>> START

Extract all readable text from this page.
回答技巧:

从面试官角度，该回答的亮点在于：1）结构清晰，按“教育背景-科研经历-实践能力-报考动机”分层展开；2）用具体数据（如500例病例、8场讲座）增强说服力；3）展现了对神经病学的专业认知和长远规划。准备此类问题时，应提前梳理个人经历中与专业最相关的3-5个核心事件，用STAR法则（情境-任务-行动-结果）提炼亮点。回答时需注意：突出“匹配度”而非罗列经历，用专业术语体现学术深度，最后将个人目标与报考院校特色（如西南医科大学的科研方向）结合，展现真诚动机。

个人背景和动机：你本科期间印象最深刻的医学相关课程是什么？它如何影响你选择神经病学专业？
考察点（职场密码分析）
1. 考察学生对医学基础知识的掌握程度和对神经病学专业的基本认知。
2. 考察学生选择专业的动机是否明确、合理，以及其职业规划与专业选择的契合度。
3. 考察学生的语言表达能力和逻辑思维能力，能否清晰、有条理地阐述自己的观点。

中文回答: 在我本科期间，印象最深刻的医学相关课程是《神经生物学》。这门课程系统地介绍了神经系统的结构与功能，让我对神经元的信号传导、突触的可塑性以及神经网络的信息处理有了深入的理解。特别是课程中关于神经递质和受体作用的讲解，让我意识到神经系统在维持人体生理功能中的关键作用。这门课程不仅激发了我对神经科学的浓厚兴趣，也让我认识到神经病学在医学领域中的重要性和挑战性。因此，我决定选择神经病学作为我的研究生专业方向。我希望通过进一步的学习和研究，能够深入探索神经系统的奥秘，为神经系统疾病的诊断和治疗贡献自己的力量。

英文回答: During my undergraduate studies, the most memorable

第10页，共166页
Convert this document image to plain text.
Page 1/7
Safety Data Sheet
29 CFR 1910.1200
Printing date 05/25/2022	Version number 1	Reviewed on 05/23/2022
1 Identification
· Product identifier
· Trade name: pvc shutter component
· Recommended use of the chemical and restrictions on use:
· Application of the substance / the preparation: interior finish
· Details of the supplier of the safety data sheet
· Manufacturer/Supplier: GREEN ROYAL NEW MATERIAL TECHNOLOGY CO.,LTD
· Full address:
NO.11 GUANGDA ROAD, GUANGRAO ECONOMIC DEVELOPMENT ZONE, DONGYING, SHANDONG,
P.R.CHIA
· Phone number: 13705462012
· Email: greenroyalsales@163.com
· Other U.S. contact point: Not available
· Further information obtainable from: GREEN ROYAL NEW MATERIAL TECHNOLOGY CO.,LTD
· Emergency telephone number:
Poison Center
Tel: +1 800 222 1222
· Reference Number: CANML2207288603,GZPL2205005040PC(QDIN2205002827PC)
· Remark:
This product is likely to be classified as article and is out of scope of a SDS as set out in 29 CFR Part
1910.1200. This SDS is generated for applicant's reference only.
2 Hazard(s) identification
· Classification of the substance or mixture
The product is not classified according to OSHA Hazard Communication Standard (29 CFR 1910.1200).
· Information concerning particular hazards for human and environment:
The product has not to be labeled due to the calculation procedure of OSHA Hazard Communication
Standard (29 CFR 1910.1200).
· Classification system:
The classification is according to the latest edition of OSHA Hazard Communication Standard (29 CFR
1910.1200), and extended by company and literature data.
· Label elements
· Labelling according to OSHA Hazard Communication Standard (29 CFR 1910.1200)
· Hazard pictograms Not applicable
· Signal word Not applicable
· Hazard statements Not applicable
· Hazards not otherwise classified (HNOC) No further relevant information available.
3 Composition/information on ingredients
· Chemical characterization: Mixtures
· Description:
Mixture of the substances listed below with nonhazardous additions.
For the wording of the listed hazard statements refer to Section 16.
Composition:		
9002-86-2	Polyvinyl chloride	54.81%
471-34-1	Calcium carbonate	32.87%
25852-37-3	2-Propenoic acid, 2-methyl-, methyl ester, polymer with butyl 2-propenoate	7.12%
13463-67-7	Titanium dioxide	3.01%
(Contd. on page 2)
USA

>> END

Return the whole listing exactly.

▸ **TASK ANSWER**
Extract all readable text from this page.
回答技巧:

从面试官角度，该回答的亮点在于：1）结构清晰，按“教育背景-科研经历-实践能力-报考动机”分层展开；2）用具体数据（如500例病例、8场讲座）增强说服力；3）展现了对神经病学的专业认知和长远规划。准备此类问题时，应提前梳理个人经历中与专业最相关的3-5个核心事件，用STAR法则（情境-任务-行动-结果）提炼亮点。回答时需注意：突出“匹配度”而非罗列经历，用专业术语体现学术深度，最后将个人目标与报考院校特色（如西南医科大学的科研方向）结合，展现真诚动机。

个人背景和动机：你本科期间印象最深刻的医学相关课程是什么？它如何影响你选择神经病学专业？
考察点（职场密码分析）
1. 考察学生对医学基础知识的掌握程度和对神经病学专业的基本认知。
2. 考察学生选择专业的动机是否明确、合理，以及其职业规划与专业选择的契合度。
3. 考察学生的语言表达能力和逻辑思维能力，能否清晰、有条理地阐述自己的观点。

中文回答: 在我本科期间，印象最深刻的医学相关课程是《神经生物学》。这门课程系统地介绍了神经系统的结构与功能，让我对神经元的信号传导、突触的可塑性以及神经网络的信息处理有了深入的理解。特别是课程中关于神经递质和受体作用的讲解，让我意识到神经系统在维持人体生理功能中的关键作用。这门课程不仅激发了我对神经科学的浓厚兴趣，也让我认识到神经病学在医学领域中的重要性和挑战性。因此，我决定选择神经病学作为我的研究生专业方向。我希望通过进一步的学习和研究，能够深入探索神经系统的奥秘，为神经系统疾病的诊断和治疗贡献自己的力量。

英文回答: During my undergraduate studies, the most memorable

第10页，共166页
Convert this document image to plain text.
Page 1/7
Safety Data Sheet
29 CFR 1910.1200
Printing date 05/25/2022	Version number 1	Reviewed on 05/23/2022
1 Identification
· Product identifier
· Trade name: pvc shutter component
· Recommended use of the chemical and restrictions on use:
· Application of the substance / the preparation: interior finish
· Details of the supplier of the safety data sheet
· Manufacturer/Supplier: GREEN ROYAL NEW MATERIAL TECHNOLOGY CO.,LTD
· Full address:
NO.11 GUANGDA ROAD, GUANGRAO ECONOMIC DEVELOPMENT ZONE, DONGYING, SHANDONG,
P.R.CHIA
· Phone number: 13705462012
· Email: greenroyalsales@163.com
· Other U.S. contact point: Not available
· Further information obtainable from: GREEN ROYAL NEW MATERIAL TECHNOLOGY CO.,LTD
· Emergency telephone number:
Poison Center
Tel: +1 800 222 1222
· Reference Number: CANML2207288603,GZPL2205005040PC(QDIN2205002827PC)
· Remark:
This product is likely to be classified as article and is out of scope of a SDS as set out in 29 CFR Part
1910.1200. This SDS is generated for applicant's reference only.
2 Hazard(s) identification
· Classification of the substance or mixture
The product is not classified according to OSHA Hazard Communication Standard (29 CFR 1910.1200).
· Information concerning particular hazards for human and environment:
The product has not to be labeled due to the calculation procedure of OSHA Hazard Communication
Standard (29 CFR 1910.1200).
· Classification system:
The classification is according to the latest edition of OSHA Hazard Communication Standard (29 CFR
1910.1200), and extended by company and literature data.
· Label elements
· Labelling according to OSHA Hazard Communication Standard (29 CFR 1910.1200)
· Hazard pictograms Not applicable
· Signal word Not applicable
· Hazard statements Not applicable
· Hazards not otherwise classified (HNOC) No further relevant information available.
3 Composition/information on ingredients
· Chemical characterization: Mixtures
· Description:
Mixture of the substances listed below with nonhazardous additions.
For the wording of the listed hazard statements refer to Section 16.
Composition:		
9002-86-2	Polyvinyl chloride	54.81%
471-34-1	Calcium carbonate	32.87%
25852-37-3	2-Propenoic acid, 2-methyl-, methyl ester, polymer with butyl 2-propenoate	7.12%
13463-67-7	Titanium dioxide	3.01%
(Contd. on page 2)
USA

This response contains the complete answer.